* SUPPLIED DATA *
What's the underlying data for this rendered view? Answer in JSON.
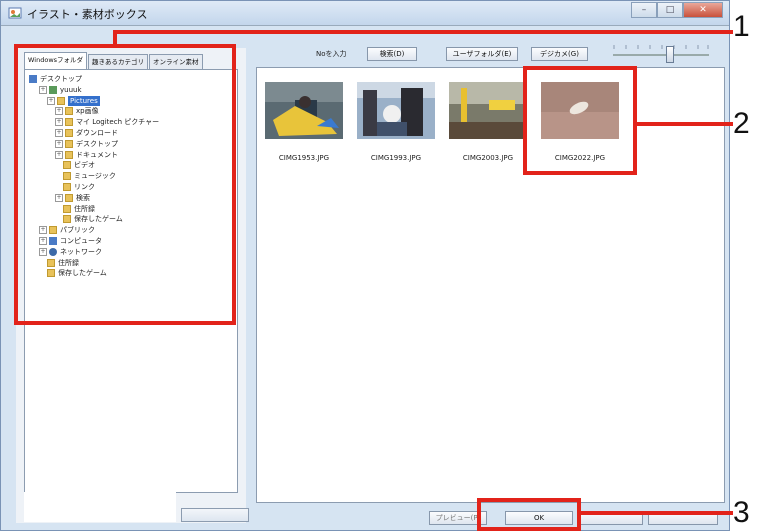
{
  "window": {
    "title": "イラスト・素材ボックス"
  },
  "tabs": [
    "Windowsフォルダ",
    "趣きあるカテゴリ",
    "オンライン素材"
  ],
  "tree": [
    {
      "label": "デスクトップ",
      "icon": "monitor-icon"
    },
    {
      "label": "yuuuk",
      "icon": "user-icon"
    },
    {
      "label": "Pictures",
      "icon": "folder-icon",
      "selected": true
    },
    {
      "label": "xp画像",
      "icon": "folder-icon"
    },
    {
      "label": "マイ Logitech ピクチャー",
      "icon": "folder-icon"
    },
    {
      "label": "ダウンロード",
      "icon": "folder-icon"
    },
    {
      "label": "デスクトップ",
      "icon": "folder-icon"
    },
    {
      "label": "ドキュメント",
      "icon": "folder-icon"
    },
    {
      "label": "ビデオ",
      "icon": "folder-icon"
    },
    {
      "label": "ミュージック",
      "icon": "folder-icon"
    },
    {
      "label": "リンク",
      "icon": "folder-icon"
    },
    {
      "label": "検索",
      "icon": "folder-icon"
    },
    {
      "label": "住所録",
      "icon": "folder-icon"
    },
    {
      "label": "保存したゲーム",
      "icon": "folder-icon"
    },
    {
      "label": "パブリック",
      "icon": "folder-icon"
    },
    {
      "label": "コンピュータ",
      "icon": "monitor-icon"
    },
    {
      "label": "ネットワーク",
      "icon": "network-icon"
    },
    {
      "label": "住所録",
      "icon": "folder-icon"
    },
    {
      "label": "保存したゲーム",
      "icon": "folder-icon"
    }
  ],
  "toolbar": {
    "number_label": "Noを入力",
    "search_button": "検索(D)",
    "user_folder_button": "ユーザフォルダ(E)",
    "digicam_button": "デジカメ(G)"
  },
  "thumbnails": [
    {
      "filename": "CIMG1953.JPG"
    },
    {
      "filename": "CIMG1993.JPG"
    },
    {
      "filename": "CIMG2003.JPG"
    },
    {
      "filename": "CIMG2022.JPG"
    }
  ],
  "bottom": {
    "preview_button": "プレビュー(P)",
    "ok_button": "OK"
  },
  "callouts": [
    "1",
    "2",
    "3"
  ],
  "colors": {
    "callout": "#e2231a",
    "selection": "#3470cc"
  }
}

==

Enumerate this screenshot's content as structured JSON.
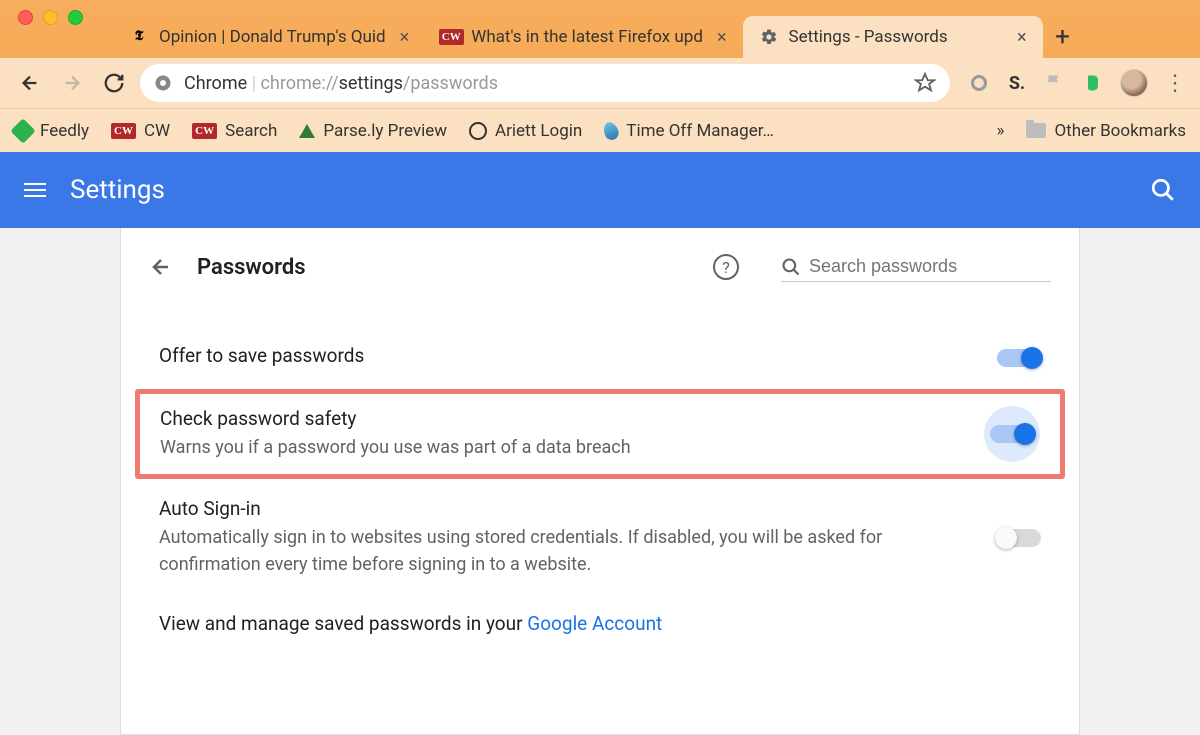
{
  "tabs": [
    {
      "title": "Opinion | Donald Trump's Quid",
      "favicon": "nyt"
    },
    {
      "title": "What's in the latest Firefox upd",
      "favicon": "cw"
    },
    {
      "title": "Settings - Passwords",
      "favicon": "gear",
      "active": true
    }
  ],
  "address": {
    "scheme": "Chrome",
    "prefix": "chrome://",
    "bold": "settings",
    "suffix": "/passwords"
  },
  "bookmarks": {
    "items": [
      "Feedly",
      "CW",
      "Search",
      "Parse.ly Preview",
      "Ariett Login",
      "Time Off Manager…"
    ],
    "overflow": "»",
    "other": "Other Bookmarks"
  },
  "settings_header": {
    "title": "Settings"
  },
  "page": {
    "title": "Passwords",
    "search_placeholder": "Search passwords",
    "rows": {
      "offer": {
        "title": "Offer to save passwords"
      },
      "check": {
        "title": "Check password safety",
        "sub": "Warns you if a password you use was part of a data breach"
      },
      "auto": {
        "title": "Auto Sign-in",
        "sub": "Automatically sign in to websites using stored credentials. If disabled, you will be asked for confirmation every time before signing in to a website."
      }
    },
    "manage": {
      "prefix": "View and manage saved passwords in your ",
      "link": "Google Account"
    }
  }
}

* AIM OF THE EXERCISE *
Only lines with "this" are wanted here; list each of them.

* SOLUTION *
What's the underlying data for this rendered view? Answer in JSON.
Enumerate this screenshot's content as structured JSON.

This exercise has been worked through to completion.